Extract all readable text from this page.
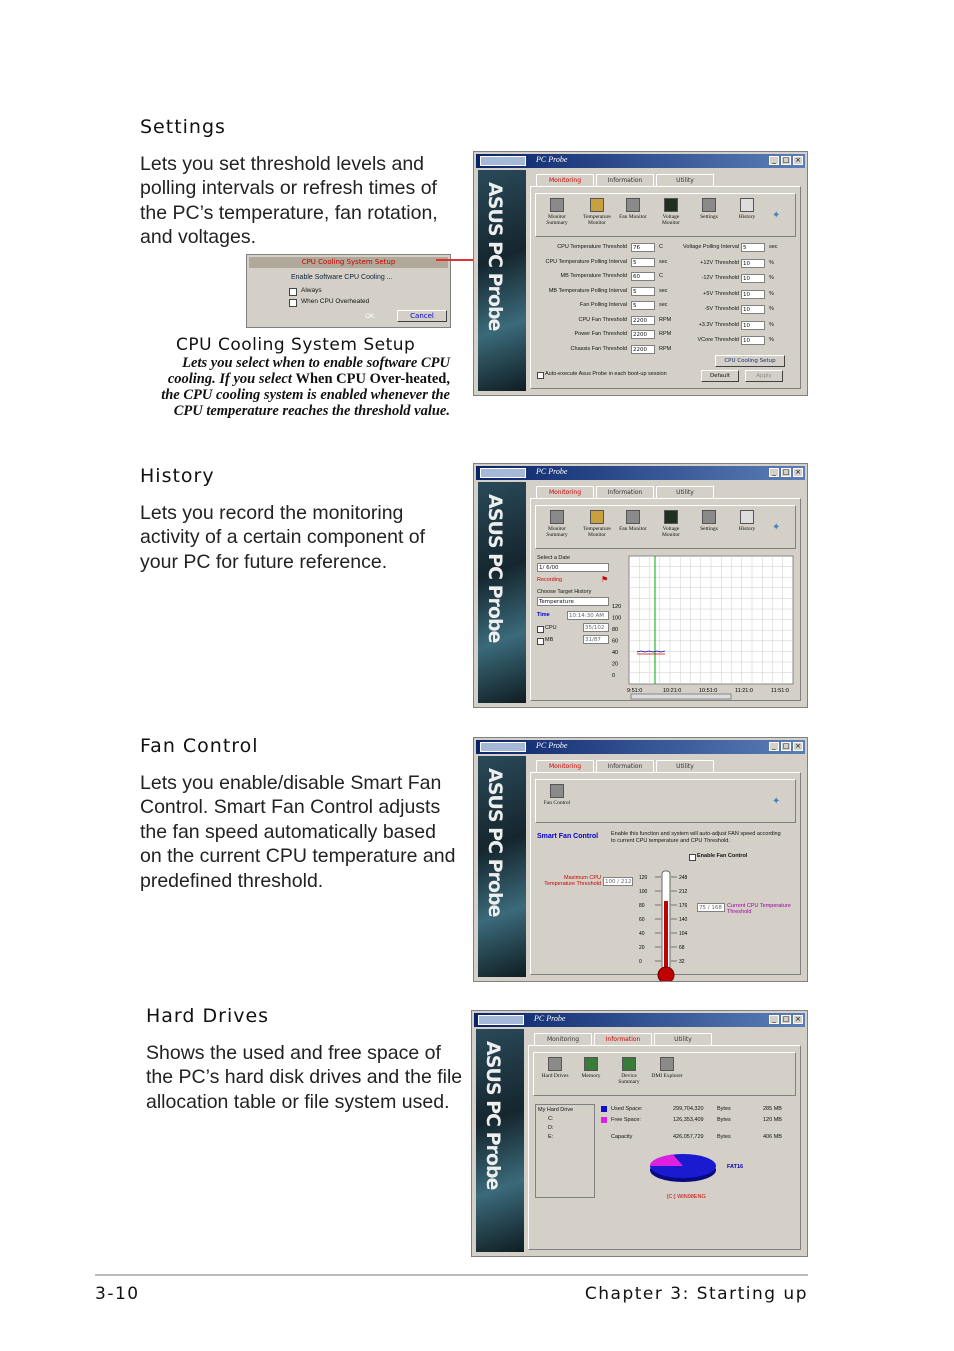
Settings
Lets you set threshold levels and polling intervals or refresh times of the PC’s temperature, fan rotation, and voltages.
CPU Cooling System Setup
Enable Software CPU Cooling ...
Always
When CPU Overheated
OK	Cancel
CPU Cooling System Setup
Lets you select when to enable software CPU cooling. If you select When CPU Over-heated, the CPU cooling system is enabled whenever the CPU temperature reaches the threshold value.
PC Probe	_ □ ×
ASUS PC Probe
Monitoring	Information	Utility
Monitor Summary
Temperature Monitor
Fan Monitor	Voltage Monitor
Settings	History	✦
CPU Temperature Threshold	76	C
CPU Temperature Polling Interval	5	sec
MB Temperature Threshold	60	C
MB Temperature Polling Interval	5	sec
Fan Polling Interval	5	sec
CPU Fan Threshold	2200	RPM
Power Fan Threshold	2200	RPM
Chassis Fan Threshold	2200	RPM
Voltage Polling Interval 5	sec
+12V Threshold 10	%
-12V Threshold 10	%
+5V Threshold 10	%
-5V Threshold 10	%
+3.3V Threshold 10	%
VCore Threshold 10	%
CPU Cooling Setup
Auto-execute Asus Probe in each boot-up session	Default	Apply
History
Lets you record the monitoring activity of a certain component of your PC for future reference.
PC Probe	_ □ ×
ASUS PC Probe
Monitoring	Information	Utility
Monitor Summary
Temperature Monitor
Fan Monitor	Voltage Monitor
Settings	History	✦
Select a Date
1/ 6/00
Recording	⚑
Choose Target History
Temperature
Time	10:14:30 AM
CPU	35/102
MB	31/87
120
100
80
60
40
20
0
9:51:0	10:21:0	10:51:0	11:21:0	11:51:0
Fan Control
Lets you enable/disable Smart Fan Control. Smart Fan Control adjusts the fan speed automatically based on the current CPU temperature and predefined threshold.
PC Probe	_ □ ×
ASUS PC Probe
Monitoring	Information	Utility
Fan Control	✦
Smart Fan Control Enable this function and system will auto-adjust FAN speed according to current CPU temperature and CPU Threshold.
Enable Fan Control
Maximum CPU Temperature Threshold 100 / 212
75 / 168 Current CPU Temperature Threshold
120
100
80
60
40
20
0
248
212
176
140
104
68
32
°C	°F
Hard Drives
Shows the used and free space of the PC’s hard disk drives and the file allocation table or file system used.
PC Probe	_ □ ×
ASUS PC Probe
Monitoring	Information	Utility
Hard Drives	Memory	Device Summary
DMI Explorer
My Hard Drive
C:
D:
E:
Used Space:	299,704,320 Bytes	285 MB
Free Space:	126,353,409 Bytes	120 MB
Capacity	426,057,729 Bytes	406 MB
FAT16
[C:] WIN98ENG
3-10	Chapter 3: Starting up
________________________________________
-- Given request --
Reproduce the data verbatim. Do not carry any picture into the copy.

-- Final answer --
Extract all readable text from this page.
Settings
Lets you set threshold levels and polling intervals or refresh times of the PC’s temperature, fan rotation, and voltages.
CPU Cooling System Setup
Enable Software CPU Cooling ...
Always
When CPU Overheated
OK	Cancel
CPU Cooling System Setup
Lets you select when to enable software CPU cooling. If you select When CPU Over-heated, the CPU cooling system is enabled whenever the CPU temperature reaches the threshold value.
PC Probe	_ □ ×
ASUS PC Probe
Monitoring	Information	Utility
Monitor Summary
Temperature Monitor
Fan Monitor	Voltage Monitor
Settings	History	✦
CPU Temperature Threshold	76	C
CPU Temperature Polling Interval	5	sec
MB Temperature Threshold	60	C
MB Temperature Polling Interval	5	sec
Fan Polling Interval	5	sec
CPU Fan Threshold	2200	RPM
Power Fan Threshold	2200	RPM
Chassis Fan Threshold	2200	RPM
Voltage Polling Interval 5	sec
+12V Threshold 10	%
-12V Threshold 10	%
+5V Threshold 10	%
-5V Threshold 10	%
+3.3V Threshold 10	%
VCore Threshold 10	%
CPU Cooling Setup
Auto-execute Asus Probe in each boot-up session	Default	Apply
History
Lets you record the monitoring activity of a certain component of your PC for future reference.
PC Probe	_ □ ×
ASUS PC Probe
Monitoring	Information	Utility
Monitor Summary
Temperature Monitor
Fan Monitor	Voltage Monitor
Settings	History	✦
Select a Date
1/ 6/00
Recording	⚑
Choose Target History
Temperature
Time	10:14:30 AM
CPU	35/102
MB	31/87
120
100
80
60
40
20
0
9:51:0	10:21:0	10:51:0	11:21:0	11:51:0
Fan Control
Lets you enable/disable Smart Fan Control. Smart Fan Control adjusts the fan speed automatically based on the current CPU temperature and predefined threshold.
PC Probe	_ □ ×
ASUS PC Probe
Monitoring	Information	Utility
Fan Control	✦
Smart Fan Control Enable this function and system will auto-adjust FAN speed according to current CPU temperature and CPU Threshold.
Enable Fan Control
Maximum CPU Temperature Threshold 100 / 212
75 / 168 Current CPU Temperature Threshold
120
100
80
60
40
20
0
248
212
176
140
104
68
32
°C	°F
Hard Drives
Shows the used and free space of the PC’s hard disk drives and the file allocation table or file system used.
PC Probe	_ □ ×
ASUS PC Probe
Monitoring	Information	Utility
Hard Drives	Memory	Device Summary
DMI Explorer
My Hard Drive
C:
D:
E:
Used Space:	299,704,320 Bytes	285 MB
Free Space:	126,353,409 Bytes	120 MB
Capacity	426,057,729 Bytes	406 MB
FAT16
[C:] WIN98ENG
3-10	Chapter 3: Starting up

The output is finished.